◆ Task details
Extract each line of the data below exactly as written.

◆ Provided data

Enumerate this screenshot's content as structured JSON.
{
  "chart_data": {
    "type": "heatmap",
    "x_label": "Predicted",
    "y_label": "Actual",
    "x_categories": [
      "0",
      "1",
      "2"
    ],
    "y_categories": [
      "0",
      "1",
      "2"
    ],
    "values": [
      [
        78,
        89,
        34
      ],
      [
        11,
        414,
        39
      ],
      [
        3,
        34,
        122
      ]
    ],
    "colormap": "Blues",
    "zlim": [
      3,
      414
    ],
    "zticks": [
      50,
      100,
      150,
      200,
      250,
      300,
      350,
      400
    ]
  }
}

◆ Response to this task
Enumerate this screenshot's content as structured JSON.
{
  "chart_data": {
    "type": "heatmap",
    "x_label": "Predicted",
    "y_label": "Actual",
    "x_categories": [
      "0",
      "1",
      "2"
    ],
    "y_categories": [
      "0",
      "1",
      "2"
    ],
    "values": [
      [
        78,
        89,
        34
      ],
      [
        11,
        414,
        39
      ],
      [
        3,
        34,
        122
      ]
    ],
    "colormap": "Blues",
    "zlim": [
      3,
      414
    ],
    "zticks": [
      50,
      100,
      150,
      200,
      250,
      300,
      350,
      400
    ]
  }
}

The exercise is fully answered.